AIM:
Copy each line containing the word "связи" from the records that follow, please.

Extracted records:
# # #
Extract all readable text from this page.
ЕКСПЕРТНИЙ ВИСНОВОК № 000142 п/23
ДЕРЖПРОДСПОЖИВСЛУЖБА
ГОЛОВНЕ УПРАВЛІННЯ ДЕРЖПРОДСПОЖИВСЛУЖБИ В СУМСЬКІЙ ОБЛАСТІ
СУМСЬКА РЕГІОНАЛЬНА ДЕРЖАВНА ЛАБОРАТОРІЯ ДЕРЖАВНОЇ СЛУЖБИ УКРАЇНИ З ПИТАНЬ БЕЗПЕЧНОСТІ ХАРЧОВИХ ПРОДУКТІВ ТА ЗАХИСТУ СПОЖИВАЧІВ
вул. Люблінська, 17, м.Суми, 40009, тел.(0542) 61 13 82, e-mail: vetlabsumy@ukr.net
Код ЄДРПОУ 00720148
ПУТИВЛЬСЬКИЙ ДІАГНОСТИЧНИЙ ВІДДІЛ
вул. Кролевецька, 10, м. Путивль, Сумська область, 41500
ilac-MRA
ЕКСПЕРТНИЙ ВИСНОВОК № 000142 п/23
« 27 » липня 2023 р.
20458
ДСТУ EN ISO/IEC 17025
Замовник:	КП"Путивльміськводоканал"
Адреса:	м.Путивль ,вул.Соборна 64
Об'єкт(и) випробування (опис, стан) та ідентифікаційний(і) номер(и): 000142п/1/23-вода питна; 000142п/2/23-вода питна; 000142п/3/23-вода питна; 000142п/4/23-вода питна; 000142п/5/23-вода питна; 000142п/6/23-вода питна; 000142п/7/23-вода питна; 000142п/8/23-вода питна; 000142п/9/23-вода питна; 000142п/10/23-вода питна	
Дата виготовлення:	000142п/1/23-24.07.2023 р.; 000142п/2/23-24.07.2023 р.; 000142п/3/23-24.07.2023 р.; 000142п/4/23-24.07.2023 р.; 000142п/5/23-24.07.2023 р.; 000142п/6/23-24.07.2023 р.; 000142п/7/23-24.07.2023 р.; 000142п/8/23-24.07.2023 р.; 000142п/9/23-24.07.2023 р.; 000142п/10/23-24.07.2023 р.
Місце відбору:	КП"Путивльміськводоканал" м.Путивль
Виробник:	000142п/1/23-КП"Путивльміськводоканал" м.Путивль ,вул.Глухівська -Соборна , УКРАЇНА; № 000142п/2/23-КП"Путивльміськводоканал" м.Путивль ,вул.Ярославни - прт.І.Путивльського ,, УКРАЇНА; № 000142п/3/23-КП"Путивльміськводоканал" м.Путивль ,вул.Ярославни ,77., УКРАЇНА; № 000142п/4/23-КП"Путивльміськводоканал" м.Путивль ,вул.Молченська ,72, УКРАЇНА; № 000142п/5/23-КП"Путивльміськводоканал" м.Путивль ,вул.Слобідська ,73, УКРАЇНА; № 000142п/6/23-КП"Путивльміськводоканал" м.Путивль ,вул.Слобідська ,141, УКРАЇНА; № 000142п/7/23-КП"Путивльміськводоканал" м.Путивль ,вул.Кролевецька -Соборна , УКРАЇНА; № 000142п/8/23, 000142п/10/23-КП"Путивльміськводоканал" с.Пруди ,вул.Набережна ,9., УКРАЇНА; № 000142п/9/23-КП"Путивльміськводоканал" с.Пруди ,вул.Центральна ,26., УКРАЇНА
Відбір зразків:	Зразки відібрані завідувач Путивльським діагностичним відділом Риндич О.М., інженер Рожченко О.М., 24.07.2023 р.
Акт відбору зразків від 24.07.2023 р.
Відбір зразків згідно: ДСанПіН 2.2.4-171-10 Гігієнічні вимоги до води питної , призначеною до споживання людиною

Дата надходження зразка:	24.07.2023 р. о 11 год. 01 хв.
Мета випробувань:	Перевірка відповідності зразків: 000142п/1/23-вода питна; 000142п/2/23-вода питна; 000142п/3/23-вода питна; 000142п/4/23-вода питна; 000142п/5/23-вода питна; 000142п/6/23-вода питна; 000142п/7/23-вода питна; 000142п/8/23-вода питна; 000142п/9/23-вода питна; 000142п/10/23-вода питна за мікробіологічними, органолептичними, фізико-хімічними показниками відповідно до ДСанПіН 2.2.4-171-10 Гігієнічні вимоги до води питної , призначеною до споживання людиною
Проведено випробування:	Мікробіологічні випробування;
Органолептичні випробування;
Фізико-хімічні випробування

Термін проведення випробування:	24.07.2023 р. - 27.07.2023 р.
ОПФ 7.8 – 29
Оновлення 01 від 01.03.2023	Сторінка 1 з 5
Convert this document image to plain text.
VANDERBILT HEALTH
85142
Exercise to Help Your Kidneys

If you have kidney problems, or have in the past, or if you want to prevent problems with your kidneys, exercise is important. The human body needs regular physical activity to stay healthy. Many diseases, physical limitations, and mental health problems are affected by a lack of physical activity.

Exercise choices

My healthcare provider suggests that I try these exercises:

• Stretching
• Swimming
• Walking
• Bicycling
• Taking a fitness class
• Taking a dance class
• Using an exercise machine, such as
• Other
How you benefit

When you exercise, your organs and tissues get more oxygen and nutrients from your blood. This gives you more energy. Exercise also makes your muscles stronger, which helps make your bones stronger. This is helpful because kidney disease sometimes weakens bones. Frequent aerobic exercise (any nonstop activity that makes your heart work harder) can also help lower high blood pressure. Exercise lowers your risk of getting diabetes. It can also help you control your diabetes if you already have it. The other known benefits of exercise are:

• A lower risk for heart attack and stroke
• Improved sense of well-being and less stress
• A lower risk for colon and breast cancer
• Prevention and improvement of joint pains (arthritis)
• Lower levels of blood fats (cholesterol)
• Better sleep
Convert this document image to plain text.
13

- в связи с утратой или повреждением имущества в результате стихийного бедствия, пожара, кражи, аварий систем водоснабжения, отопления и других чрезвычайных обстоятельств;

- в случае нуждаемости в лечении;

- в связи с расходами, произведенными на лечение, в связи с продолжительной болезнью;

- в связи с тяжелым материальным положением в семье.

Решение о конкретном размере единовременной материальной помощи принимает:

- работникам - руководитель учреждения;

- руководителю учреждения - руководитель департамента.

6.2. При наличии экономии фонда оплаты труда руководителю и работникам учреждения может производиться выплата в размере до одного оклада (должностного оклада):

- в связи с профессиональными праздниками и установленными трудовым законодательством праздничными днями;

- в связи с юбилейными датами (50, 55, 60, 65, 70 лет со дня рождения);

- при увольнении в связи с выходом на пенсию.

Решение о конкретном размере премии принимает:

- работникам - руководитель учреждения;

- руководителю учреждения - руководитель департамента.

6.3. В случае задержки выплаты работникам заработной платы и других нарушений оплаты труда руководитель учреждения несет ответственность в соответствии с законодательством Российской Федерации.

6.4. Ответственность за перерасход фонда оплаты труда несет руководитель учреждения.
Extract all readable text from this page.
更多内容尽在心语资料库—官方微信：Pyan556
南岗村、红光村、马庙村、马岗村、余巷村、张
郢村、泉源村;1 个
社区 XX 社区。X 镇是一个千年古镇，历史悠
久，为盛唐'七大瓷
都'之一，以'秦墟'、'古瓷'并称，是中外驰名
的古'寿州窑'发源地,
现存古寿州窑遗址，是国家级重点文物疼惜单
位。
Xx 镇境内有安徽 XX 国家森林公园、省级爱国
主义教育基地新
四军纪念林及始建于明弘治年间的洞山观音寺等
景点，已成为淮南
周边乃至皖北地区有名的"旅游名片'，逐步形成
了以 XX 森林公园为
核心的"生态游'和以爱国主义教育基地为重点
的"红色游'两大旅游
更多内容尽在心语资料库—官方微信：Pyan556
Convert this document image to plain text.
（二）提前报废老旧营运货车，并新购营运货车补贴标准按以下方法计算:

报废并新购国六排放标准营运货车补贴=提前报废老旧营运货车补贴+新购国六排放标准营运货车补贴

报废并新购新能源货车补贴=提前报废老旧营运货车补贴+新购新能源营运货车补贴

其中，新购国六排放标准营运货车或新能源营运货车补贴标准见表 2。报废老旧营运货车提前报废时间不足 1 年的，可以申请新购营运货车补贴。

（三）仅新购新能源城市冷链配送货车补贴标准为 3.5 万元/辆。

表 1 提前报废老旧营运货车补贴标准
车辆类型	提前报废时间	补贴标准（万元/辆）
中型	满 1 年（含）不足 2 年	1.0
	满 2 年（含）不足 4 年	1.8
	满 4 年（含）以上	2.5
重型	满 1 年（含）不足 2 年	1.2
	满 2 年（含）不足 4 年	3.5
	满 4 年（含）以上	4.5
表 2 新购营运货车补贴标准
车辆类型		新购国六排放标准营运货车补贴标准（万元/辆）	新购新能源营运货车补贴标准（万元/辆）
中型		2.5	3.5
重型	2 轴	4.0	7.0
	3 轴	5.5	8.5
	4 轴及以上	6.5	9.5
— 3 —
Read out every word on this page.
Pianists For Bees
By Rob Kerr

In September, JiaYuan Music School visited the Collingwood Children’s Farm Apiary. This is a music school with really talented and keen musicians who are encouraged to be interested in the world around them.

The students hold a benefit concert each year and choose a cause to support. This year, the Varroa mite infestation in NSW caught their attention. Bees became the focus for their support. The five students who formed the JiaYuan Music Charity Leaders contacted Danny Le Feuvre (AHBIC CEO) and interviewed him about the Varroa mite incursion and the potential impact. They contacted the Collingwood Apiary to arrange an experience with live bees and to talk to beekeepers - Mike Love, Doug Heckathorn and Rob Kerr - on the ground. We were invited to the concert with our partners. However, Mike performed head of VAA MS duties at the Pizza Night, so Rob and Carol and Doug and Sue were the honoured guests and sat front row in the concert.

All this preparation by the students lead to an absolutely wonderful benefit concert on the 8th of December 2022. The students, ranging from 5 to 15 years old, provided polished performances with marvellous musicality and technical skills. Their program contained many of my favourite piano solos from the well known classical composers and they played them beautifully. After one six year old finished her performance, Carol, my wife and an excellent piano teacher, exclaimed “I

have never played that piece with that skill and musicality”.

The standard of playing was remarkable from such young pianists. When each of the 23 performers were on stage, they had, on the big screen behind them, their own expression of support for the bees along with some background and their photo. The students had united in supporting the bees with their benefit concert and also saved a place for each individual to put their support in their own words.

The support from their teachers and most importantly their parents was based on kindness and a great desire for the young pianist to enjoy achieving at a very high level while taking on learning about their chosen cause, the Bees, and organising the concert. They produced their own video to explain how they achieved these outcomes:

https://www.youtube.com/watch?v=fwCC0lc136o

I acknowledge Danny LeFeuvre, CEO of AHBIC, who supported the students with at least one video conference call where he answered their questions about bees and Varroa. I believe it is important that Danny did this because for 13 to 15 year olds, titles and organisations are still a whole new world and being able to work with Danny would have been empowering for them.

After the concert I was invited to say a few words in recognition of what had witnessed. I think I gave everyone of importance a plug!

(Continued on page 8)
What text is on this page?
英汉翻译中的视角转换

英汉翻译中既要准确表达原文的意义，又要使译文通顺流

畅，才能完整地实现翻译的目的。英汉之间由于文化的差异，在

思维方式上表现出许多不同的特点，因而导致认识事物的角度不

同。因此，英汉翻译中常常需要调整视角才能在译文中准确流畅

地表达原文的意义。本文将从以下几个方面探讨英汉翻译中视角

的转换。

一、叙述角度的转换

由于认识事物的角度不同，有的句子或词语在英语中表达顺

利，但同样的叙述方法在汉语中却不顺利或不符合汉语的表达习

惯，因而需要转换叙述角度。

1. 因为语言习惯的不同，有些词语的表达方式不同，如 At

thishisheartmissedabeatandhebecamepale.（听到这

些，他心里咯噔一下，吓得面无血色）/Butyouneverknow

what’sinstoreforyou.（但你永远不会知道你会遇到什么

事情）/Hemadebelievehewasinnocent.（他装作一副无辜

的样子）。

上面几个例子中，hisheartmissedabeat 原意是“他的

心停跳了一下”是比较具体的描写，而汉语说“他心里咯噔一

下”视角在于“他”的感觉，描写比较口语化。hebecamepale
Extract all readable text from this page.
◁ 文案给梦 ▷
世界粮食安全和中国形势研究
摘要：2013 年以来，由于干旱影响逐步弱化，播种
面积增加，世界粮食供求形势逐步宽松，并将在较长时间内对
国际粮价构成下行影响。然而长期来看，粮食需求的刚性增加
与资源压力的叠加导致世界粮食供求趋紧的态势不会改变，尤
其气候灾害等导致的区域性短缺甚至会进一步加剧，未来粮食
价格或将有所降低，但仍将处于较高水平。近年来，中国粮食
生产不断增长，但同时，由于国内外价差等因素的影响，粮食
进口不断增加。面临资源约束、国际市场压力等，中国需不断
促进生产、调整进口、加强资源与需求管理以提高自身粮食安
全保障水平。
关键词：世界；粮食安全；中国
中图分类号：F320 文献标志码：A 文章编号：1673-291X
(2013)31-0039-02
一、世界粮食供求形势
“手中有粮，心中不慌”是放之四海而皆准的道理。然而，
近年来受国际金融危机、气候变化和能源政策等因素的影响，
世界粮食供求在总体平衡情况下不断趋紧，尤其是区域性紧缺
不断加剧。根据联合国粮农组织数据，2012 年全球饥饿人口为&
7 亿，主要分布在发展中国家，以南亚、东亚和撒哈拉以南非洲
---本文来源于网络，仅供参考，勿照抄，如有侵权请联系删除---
# # #
WRITTEN SOLUTION:
- в связи с утратой или повреждением имущества в результате стихийного бедствия, пожара, кражи, аварий систем водоснабжения, отопления и других чрезвычайных обстоятельств;
- в связи с расходами, произведенными на лечение, в связи с продолжительной болезнью;
- в связи с тяжелым материальным положением в семье.
- в связи с профессиональными праздниками и установленными трудовым законодательством праздничными днями;
- в связи с юбилейными датами (50, 55, 60, 65, 70 лет со дня рождения);
- при увольнении в связи с выходом на пенсию.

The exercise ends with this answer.